■ DIRECTION ■
Return each line of the records with nothing changed, pictures excepted.

___ GIVEN RECORDS ___

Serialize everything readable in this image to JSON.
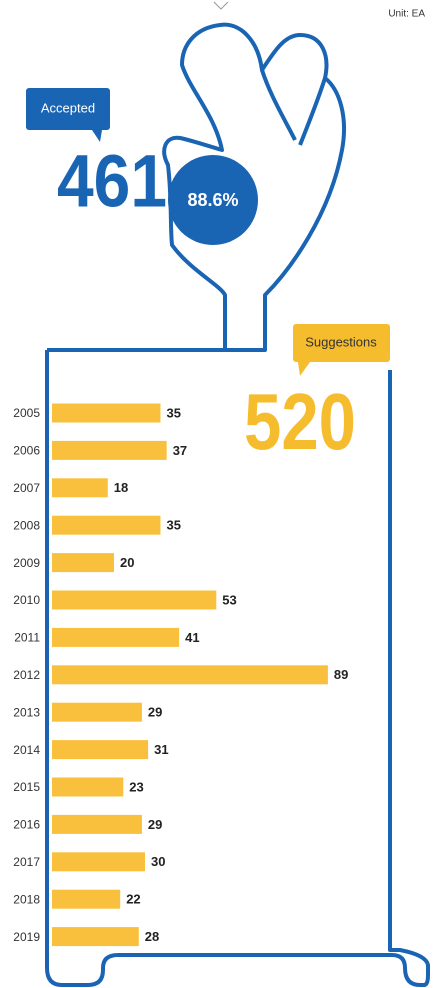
{
  "unit": "Unit: EA",
  "accepted": {
    "label": "Accepted",
    "value": "461",
    "rate": "88.6%"
  },
  "suggestions": {
    "label": "Suggestions",
    "value": "520"
  },
  "chart_data": {
    "type": "bar",
    "orientation": "horizontal",
    "categories": [
      "2005",
      "2006",
      "2007",
      "2008",
      "2009",
      "2010",
      "2011",
      "2012",
      "2013",
      "2014",
      "2015",
      "2016",
      "2017",
      "2018",
      "2019"
    ],
    "values": [
      35,
      37,
      18,
      35,
      20,
      53,
      41,
      89,
      29,
      31,
      23,
      29,
      30,
      22,
      28
    ],
    "color": "#f9c03e",
    "xlim": [
      0,
      100
    ]
  }
}
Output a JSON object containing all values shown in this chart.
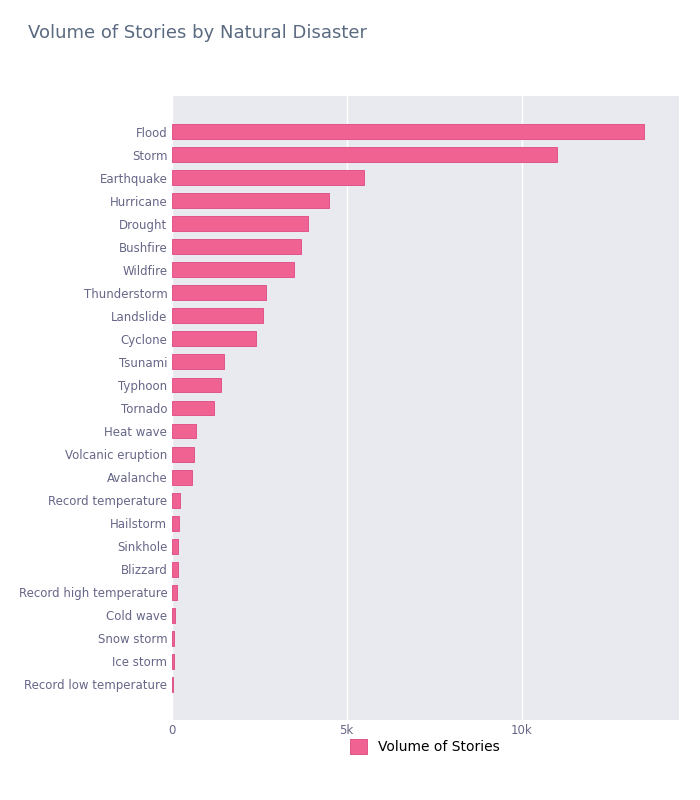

___

■ THE SOLUTION ■
Serialize everything readable in this image to JSON.
{
  "unit": "Unit: EA",
  "accepted": {
    "label": "Accepted",
    "value": "461",
    "rate": "88.6%"
  },
  "suggestions": {
    "label": "Suggestions",
    "value": "520"
  },
  "chart_data": {
    "type": "bar",
    "orientation": "horizontal",
    "categories": [
      "2005",
      "2006",
      "2007",
      "2008",
      "2009",
      "2010",
      "2011",
      "2012",
      "2013",
      "2014",
      "2015",
      "2016",
      "2017",
      "2018",
      "2019"
    ],
    "values": [
      35,
      37,
      18,
      35,
      20,
      53,
      41,
      89,
      29,
      31,
      23,
      29,
      30,
      22,
      28
    ],
    "color": "#f9c03e",
    "xlim": [
      0,
      100
    ]
  }
}
Output a JSON object containing all values shown in this chart.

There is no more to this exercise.